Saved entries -

== == ==

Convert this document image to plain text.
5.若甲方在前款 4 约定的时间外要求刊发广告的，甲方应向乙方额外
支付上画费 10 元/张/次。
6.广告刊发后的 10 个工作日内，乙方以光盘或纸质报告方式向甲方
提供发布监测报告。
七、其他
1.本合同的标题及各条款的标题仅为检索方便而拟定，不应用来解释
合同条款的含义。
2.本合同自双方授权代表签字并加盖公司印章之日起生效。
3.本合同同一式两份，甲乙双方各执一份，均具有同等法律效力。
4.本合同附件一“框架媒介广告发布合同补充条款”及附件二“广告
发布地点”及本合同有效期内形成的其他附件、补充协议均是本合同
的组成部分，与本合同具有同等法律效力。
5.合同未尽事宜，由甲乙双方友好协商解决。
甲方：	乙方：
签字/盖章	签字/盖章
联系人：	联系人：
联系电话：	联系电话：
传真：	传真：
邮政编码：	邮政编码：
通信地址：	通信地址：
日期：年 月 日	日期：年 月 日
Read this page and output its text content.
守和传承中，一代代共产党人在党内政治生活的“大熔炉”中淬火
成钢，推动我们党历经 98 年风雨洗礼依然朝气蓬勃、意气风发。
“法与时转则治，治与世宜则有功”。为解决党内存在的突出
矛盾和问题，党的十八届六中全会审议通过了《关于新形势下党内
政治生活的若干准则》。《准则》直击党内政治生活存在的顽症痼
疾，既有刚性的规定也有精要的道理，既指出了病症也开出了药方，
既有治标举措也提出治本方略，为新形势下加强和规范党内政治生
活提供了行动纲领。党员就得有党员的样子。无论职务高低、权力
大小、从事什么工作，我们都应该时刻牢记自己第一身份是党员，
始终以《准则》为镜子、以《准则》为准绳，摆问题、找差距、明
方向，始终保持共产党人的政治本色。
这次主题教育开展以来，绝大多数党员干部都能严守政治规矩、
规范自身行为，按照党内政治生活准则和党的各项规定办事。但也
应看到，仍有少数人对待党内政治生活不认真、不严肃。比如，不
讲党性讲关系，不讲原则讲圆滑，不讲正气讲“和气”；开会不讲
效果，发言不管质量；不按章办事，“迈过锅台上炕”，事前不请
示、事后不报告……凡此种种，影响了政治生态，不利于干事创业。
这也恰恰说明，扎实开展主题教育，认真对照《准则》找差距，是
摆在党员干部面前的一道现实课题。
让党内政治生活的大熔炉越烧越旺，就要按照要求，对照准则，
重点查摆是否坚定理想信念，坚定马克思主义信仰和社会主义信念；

== == ==

From the listing above, collect every line that mentions the word "this".

Result -
Convert this document image to plain text.
Read this page and output its text content.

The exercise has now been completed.